What is asked: From the entries below, count every line that contains the word "Station". Please give the number and nothing else.

═════ Data provided

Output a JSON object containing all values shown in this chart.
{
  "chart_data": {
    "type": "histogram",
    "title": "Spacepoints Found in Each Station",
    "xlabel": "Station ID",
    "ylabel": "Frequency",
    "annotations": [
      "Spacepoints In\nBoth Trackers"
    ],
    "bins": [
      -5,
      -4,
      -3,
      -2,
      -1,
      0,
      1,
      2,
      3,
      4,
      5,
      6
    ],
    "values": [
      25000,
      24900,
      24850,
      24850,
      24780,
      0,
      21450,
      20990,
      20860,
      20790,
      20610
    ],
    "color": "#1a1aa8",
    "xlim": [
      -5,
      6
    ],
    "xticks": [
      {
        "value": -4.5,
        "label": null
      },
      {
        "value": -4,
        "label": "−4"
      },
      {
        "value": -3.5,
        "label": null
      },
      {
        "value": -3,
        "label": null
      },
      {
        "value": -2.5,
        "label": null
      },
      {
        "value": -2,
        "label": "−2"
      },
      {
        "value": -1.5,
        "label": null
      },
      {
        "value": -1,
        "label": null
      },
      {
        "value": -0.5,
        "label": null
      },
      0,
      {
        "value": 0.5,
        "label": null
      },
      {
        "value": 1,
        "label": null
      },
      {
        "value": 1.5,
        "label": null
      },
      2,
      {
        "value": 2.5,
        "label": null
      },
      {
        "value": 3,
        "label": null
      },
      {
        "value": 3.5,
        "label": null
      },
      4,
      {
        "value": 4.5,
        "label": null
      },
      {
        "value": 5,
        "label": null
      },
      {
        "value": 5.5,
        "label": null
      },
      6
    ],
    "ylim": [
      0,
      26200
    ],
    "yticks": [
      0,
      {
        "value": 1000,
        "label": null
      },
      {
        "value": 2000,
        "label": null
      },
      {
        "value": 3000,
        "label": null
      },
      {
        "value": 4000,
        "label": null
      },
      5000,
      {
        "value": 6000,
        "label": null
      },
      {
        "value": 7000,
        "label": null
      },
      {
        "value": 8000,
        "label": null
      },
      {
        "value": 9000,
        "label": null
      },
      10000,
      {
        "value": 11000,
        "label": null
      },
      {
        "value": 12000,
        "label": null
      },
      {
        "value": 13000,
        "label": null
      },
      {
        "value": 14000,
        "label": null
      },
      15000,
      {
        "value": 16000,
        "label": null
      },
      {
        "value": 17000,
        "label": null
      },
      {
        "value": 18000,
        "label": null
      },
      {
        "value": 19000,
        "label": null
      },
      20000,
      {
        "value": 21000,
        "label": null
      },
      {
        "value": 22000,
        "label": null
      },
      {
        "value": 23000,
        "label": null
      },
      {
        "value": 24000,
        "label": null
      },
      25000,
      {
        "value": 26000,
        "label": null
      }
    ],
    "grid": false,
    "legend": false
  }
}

══════════

The solution: 2